#### AIM:
In the entries below, find every line with "Prueba" and copy it.

--- Start of SUPPLIED MATERIAL ---

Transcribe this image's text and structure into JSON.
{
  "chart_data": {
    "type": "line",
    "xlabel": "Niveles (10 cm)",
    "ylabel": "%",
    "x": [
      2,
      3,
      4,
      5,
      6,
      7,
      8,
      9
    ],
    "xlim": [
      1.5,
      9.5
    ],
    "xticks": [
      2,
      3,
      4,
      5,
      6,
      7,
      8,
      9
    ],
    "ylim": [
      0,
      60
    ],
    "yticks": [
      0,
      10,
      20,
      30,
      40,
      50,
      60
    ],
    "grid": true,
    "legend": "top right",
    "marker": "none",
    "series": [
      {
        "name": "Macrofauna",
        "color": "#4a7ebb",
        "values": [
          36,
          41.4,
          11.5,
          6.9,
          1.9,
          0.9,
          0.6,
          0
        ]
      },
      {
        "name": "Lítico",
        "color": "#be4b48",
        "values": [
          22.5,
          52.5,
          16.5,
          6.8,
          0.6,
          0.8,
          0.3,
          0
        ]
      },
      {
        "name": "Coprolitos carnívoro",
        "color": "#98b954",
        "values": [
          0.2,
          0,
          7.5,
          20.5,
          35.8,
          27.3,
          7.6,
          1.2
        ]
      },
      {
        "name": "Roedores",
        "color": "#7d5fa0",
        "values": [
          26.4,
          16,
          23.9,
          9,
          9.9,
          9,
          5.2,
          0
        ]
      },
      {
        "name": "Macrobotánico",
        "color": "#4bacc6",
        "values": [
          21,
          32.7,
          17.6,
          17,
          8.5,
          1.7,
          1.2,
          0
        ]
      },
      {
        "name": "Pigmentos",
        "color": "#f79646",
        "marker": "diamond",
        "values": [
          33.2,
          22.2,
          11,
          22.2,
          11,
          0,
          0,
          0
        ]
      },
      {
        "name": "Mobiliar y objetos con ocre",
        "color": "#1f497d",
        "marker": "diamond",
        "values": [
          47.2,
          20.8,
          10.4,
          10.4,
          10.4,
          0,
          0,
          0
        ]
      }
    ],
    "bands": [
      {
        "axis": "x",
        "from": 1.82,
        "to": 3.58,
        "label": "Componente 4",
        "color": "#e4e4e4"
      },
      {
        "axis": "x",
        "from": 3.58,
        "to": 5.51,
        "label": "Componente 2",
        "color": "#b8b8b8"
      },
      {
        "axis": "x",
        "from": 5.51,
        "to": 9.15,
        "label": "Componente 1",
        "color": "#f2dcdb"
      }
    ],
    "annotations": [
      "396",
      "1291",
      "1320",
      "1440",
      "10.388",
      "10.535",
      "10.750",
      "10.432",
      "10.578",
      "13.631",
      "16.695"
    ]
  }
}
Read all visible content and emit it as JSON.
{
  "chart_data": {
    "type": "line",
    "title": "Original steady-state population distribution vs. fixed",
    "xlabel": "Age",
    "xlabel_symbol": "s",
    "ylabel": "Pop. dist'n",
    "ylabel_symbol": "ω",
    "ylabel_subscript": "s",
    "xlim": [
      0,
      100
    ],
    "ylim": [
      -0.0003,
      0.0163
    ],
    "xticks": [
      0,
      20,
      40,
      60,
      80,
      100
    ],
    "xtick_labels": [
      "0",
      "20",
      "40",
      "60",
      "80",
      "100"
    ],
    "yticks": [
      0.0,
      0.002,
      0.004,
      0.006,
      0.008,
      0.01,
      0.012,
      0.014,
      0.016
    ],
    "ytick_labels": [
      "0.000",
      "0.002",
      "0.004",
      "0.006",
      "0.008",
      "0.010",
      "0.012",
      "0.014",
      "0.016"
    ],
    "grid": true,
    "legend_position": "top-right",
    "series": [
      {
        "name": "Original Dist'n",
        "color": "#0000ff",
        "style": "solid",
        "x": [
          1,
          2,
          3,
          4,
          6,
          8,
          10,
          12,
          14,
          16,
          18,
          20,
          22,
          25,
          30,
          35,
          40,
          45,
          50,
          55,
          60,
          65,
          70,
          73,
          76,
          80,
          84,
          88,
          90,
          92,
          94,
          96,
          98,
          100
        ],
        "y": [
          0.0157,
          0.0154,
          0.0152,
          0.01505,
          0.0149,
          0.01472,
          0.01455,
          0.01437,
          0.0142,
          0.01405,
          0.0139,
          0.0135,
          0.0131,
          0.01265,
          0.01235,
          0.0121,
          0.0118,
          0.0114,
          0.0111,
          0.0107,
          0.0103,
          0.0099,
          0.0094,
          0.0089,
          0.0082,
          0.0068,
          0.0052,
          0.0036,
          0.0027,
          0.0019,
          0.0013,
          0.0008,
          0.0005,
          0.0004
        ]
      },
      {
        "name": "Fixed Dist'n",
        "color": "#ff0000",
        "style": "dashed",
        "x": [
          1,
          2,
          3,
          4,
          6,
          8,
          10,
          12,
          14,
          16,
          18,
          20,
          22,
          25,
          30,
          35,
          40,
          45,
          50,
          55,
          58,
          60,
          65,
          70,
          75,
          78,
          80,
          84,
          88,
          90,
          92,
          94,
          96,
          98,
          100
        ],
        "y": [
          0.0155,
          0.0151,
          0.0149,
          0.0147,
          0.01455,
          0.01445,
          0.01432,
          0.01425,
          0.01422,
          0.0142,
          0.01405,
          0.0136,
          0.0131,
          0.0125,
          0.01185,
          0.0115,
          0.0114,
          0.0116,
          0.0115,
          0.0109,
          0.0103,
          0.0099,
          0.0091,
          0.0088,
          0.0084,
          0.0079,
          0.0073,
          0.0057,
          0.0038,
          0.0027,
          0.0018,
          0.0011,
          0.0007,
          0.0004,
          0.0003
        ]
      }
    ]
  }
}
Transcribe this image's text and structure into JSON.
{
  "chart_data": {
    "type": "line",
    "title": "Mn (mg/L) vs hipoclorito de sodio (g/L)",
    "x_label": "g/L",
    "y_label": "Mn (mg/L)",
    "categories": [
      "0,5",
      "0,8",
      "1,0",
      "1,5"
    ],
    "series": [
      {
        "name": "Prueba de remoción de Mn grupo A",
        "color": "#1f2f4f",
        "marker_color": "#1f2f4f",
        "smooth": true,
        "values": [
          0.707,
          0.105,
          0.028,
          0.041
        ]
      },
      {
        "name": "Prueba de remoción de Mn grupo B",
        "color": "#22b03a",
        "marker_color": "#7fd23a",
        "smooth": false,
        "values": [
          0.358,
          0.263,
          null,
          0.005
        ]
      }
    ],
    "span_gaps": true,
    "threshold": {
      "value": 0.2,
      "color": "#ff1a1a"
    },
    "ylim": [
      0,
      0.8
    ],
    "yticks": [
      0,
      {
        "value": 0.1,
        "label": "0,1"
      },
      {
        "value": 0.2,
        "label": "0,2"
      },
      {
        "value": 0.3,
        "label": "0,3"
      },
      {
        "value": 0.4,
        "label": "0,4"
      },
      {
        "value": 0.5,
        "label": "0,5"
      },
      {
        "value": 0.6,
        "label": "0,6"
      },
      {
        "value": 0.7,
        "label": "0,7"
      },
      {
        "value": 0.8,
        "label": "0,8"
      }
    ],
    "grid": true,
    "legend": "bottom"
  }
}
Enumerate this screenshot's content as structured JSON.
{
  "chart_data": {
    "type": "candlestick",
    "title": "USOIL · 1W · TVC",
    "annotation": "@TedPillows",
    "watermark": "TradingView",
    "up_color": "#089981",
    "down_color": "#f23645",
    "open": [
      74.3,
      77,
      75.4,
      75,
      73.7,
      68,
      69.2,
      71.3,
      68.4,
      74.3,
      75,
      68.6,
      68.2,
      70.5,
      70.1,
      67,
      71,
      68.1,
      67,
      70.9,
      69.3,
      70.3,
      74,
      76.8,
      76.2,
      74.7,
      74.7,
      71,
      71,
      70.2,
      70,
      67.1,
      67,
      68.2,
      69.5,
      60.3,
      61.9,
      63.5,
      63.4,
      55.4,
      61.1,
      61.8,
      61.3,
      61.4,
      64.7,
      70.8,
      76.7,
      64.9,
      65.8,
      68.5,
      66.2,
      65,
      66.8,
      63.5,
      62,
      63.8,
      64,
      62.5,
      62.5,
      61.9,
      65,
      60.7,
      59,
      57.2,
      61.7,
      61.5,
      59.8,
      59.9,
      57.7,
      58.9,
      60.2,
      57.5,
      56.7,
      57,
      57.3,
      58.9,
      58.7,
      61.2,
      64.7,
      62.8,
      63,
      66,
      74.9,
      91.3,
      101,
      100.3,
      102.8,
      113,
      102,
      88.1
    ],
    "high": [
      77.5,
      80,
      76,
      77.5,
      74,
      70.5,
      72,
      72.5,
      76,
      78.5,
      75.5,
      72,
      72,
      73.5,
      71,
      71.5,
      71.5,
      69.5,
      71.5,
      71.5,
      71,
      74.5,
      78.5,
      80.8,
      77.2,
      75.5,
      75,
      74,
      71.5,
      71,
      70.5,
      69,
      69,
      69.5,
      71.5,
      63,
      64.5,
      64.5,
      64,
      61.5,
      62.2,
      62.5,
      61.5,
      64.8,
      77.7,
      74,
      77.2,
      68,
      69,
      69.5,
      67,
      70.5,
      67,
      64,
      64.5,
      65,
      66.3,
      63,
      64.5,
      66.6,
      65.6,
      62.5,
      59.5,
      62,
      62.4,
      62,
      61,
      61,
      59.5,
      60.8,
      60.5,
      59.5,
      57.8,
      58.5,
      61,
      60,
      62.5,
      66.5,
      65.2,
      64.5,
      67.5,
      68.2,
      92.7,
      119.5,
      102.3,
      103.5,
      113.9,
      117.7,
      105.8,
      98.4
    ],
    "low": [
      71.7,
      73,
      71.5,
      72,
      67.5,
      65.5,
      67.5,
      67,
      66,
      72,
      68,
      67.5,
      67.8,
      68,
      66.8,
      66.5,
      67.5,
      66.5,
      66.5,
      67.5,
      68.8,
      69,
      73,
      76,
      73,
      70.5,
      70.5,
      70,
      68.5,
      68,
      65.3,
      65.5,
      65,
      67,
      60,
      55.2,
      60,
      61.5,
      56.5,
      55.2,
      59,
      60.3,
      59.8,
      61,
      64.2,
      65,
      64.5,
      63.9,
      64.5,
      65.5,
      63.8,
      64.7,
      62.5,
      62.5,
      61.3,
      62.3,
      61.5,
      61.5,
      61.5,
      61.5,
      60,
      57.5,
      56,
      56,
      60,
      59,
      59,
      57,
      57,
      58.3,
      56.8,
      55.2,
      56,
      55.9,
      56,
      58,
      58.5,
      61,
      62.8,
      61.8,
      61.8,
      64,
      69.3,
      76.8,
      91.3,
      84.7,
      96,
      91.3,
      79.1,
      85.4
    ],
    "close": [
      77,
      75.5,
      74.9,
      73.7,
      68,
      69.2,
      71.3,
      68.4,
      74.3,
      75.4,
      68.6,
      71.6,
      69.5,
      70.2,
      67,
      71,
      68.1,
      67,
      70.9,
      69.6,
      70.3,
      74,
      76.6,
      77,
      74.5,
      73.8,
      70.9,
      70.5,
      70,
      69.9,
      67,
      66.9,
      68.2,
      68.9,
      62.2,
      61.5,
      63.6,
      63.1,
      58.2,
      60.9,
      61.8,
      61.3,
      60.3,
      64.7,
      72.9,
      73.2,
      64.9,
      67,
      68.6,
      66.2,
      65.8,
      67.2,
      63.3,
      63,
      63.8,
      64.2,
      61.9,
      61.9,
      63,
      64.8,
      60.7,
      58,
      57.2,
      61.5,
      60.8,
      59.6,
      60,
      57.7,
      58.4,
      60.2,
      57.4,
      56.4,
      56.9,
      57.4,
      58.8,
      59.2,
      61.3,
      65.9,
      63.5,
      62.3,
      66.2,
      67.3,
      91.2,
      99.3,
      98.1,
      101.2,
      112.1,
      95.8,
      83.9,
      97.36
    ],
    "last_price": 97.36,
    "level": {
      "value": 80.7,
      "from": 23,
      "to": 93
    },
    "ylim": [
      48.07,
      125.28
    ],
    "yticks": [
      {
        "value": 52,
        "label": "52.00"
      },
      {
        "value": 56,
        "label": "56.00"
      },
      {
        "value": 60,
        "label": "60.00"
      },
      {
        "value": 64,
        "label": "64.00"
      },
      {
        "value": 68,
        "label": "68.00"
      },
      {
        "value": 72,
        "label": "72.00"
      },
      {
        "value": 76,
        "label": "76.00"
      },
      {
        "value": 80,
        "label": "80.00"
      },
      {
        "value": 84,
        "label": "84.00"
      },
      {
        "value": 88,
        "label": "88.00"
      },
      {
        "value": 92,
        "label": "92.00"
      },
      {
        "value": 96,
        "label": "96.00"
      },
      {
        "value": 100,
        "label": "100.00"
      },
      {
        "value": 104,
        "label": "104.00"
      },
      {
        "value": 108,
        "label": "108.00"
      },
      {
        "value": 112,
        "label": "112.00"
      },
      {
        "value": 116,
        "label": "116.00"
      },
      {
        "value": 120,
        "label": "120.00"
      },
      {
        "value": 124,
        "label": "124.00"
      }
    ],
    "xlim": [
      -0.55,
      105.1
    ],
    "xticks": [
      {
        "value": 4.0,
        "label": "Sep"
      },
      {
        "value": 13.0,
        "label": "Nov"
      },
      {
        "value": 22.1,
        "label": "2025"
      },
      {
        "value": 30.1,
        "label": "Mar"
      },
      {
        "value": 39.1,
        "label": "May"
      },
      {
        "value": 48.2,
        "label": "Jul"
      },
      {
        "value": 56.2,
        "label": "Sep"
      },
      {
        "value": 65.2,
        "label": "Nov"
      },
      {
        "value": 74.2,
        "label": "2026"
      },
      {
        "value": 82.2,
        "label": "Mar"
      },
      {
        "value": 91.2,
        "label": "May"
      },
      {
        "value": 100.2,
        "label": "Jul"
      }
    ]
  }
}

--- End of SUPPLIED MATERIAL ---

#### COMPLETE OUTPUT:
        "name": "Prueba de remoción de Mn grupo A",
        "name": "Prueba de remoción de Mn grupo B",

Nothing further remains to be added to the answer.